Data extracted from a collection:
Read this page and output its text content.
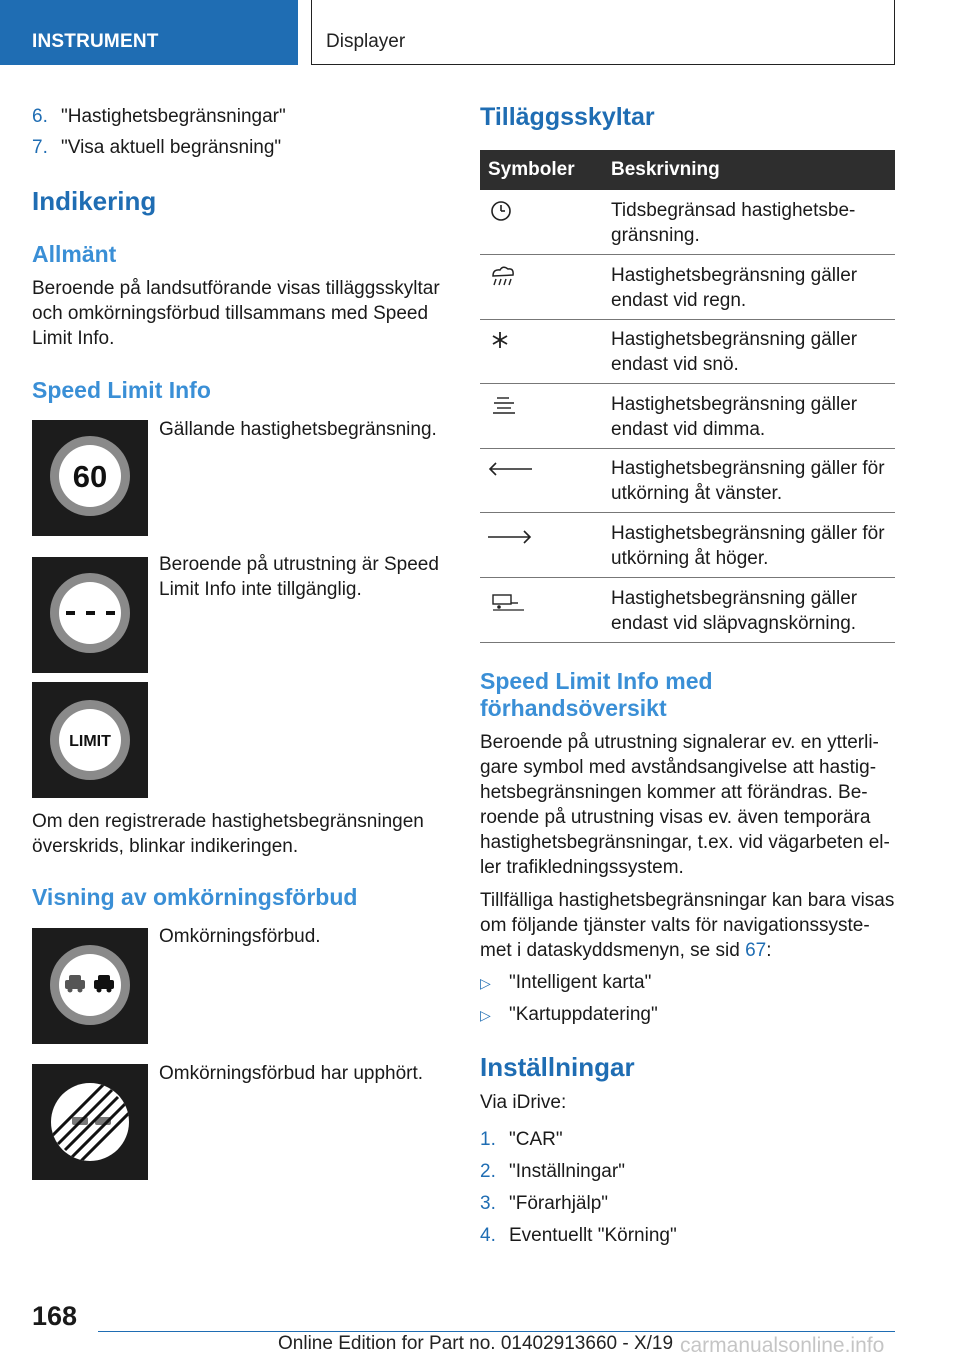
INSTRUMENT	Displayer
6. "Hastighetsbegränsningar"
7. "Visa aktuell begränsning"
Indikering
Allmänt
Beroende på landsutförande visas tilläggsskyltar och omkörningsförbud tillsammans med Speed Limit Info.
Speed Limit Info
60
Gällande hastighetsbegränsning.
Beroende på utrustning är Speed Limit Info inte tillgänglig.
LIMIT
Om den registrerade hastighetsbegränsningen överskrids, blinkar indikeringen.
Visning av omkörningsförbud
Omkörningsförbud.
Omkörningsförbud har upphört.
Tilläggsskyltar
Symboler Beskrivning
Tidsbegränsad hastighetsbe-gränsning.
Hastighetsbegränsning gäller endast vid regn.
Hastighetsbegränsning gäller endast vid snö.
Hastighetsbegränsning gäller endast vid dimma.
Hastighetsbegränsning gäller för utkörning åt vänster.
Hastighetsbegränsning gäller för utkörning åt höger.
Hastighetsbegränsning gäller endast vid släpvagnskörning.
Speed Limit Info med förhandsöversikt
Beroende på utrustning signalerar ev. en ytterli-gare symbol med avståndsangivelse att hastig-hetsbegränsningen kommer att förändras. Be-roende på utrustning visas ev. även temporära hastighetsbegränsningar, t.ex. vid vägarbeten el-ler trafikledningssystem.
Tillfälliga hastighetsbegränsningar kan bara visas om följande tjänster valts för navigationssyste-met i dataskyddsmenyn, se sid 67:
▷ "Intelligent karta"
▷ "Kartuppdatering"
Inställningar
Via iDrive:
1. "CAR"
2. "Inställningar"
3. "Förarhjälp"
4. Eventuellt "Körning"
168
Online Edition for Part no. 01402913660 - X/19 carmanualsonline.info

---

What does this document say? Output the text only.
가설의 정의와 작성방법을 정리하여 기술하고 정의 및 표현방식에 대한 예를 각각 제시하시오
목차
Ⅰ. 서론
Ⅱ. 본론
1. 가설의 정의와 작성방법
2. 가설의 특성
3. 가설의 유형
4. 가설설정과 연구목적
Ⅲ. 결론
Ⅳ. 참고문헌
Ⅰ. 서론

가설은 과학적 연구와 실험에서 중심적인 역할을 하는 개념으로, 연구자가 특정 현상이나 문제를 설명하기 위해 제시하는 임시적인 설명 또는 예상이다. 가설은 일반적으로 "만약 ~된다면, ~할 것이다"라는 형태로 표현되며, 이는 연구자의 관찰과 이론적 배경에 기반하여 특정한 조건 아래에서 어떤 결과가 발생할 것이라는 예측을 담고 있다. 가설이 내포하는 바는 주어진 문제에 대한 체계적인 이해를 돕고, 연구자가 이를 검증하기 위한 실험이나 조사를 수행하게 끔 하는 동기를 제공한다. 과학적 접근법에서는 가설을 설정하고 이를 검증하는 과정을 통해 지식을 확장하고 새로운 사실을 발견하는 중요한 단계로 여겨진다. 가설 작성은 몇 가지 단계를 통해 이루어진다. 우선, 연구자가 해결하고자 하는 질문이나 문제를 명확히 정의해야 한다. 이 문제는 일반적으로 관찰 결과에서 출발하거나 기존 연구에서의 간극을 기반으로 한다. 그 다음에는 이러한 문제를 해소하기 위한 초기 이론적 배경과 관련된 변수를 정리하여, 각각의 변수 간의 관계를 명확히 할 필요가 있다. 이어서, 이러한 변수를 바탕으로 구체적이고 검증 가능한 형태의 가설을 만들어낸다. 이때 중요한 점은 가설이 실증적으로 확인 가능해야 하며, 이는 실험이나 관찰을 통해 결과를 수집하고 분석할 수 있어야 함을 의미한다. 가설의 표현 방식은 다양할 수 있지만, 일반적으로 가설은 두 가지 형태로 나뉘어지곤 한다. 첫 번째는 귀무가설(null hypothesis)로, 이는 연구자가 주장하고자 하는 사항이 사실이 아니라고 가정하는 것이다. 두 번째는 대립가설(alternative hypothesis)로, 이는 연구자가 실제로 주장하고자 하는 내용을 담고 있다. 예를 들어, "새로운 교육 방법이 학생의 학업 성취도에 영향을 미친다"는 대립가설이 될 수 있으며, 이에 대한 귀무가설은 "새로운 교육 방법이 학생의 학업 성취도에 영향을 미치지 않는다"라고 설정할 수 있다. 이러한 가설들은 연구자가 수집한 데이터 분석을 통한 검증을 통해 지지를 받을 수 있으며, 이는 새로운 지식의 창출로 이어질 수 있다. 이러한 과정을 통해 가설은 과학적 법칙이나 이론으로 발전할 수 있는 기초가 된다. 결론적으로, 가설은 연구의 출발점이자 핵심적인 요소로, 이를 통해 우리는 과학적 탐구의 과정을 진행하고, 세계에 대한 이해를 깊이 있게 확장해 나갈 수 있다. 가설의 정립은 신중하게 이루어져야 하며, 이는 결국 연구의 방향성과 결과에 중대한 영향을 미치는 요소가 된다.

What the exercise asks
Where a line in the entries holds the word "정리하여", copy that line.

The output
가설의 정의와 작성방법을 정리하여 기술하고 정의 및 표현방식에 대한 예를 각각 제시하시오
가설은 과학적 연구와 실험에서 중심적인 역할을 하는 개념으로, 연구자가 특정 현상이나 문제를 설명하기 위해 제시하는 임시적인 설명 또는 예상이다. 가설은 일반적으로 "만약 ~된다면, ~할 것이다"라는 형태로 표현되며, 이는 연구자의 관찰과 이론적 배경에 기반하여 특정한 조건 아래에서 어떤 결과가 발생할 것이라는 예측을 담고 있다. 가설이 내포하는 바는 주어진 문제에 대한 체계적인 이해를 돕고, 연구자가 이를 검증하기 위한 실험이나 조사를 수행하게 끔 하는 동기를 제공한다. 과학적 접근법에서는 가설을 설정하고 이를 검증하는 과정을 통해 지식을 확장하고 새로운 사실을 발견하는 중요한 단계로 여겨진다. 가설 작성은 몇 가지 단계를 통해 이루어진다. 우선, 연구자가 해결하고자 하는 질문이나 문제를 명확히 정의해야 한다. 이 문제는 일반적으로 관찰 결과에서 출발하거나 기존 연구에서의 간극을 기반으로 한다. 그 다음에는 이러한 문제를 해소하기 위한 초기 이론적 배경과 관련된 변수를 정리하여, 각각의 변수 간의 관계를 명확히 할 필요가 있다. 이어서, 이러한 변수를 바탕으로 구체적이고 검증 가능한 형태의 가설을 만들어낸다. 이때 중요한 점은 가설이 실증적으로 확인 가능해야 하며, 이는 실험이나 관찰을 통해 결과를 수집하고 분석할 수 있어야 함을 의미한다. 가설의 표현 방식은 다양할 수 있지만, 일반적으로 가설은 두 가지 형태로 나뉘어지곤 한다. 첫 번째는 귀무가설(null hypothesis)로, 이는 연구자가 주장하고자 하는 사항이 사실이 아니라고 가정하는 것이다. 두 번째는 대립가설(alternative hypothesis)로, 이는 연구자가 실제로 주장하고자 하는 내용을 담고 있다. 예를 들어, "새로운 교육 방법이 학생의 학업 성취도에 영향을 미친다"는 대립가설이 될 수 있으며, 이에 대한 귀무가설은 "새로운 교육 방법이 학생의 학업 성취도에 영향을 미치지 않는다"라고 설정할 수 있다. 이러한 가설들은 연구자가 수집한 데이터 분석을 통한 검증을 통해 지지를 받을 수 있으며, 이는 새로운 지식의 창출로 이어질 수 있다. 이러한 과정을 통해 가설은 과학적 법칙이나 이론으로 발전할 수 있는 기초가 된다. 결론적으로, 가설은 연구의 출발점이자 핵심적인 요소로, 이를 통해 우리는 과학적 탐구의 과정을 진행하고, 세계에 대한 이해를 깊이 있게 확장해 나갈 수 있다. 가설의 정립은 신중하게 이루어져야 하며, 이는 결국 연구의 방향성과 결과에 중대한 영향을 미치는 요소가 된다.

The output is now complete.